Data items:
○ ○ ○ ○ ○ ○ ○

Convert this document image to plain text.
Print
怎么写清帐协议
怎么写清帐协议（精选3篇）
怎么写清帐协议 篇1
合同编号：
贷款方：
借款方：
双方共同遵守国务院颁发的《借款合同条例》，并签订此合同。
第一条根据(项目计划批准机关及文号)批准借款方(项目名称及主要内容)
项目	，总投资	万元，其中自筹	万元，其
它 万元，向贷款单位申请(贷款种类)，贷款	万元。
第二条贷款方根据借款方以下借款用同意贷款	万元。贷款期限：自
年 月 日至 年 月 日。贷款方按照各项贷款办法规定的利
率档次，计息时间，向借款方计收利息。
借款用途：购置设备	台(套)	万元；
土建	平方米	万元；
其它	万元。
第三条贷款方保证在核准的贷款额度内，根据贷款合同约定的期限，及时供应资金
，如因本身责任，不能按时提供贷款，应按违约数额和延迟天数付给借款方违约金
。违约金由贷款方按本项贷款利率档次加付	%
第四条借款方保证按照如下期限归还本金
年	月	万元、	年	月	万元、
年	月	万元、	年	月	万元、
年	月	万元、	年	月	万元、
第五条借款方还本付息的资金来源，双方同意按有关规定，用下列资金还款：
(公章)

○ ○ ○ ○ ○ ○ ○

#### WHAT THE TASK ASKS:
Your task is to transcribe the material exactly.

#### COMPLETE RESPONSE:
Convert this document image to plain text.
Print
怎么写清帐协议
怎么写清帐协议（精选3篇）
怎么写清帐协议 篇1
合同编号：
贷款方：
借款方：
双方共同遵守国务院颁发的《借款合同条例》，并签订此合同。
第一条根据(项目计划批准机关及文号)批准借款方(项目名称及主要内容)
项目	，总投资	万元，其中自筹	万元，其
它 万元，向贷款单位申请(贷款种类)，贷款	万元。
第二条贷款方根据借款方以下借款用同意贷款	万元。贷款期限：自
年 月 日至 年 月 日。贷款方按照各项贷款办法规定的利
率档次，计息时间，向借款方计收利息。
借款用途：购置设备	台(套)	万元；
土建	平方米	万元；
其它	万元。
第三条贷款方保证在核准的贷款额度内，根据贷款合同约定的期限，及时供应资金
，如因本身责任，不能按时提供贷款，应按违约数额和延迟天数付给借款方违约金
。违约金由贷款方按本项贷款利率档次加付	%
第四条借款方保证按照如下期限归还本金
年	月	万元、	年	月	万元、
年	月	万元、	年	月	万元、
年	月	万元、	年	月	万元、
第五条借款方还本付息的资金来源，双方同意按有关规定，用下列资金还款：
(公章)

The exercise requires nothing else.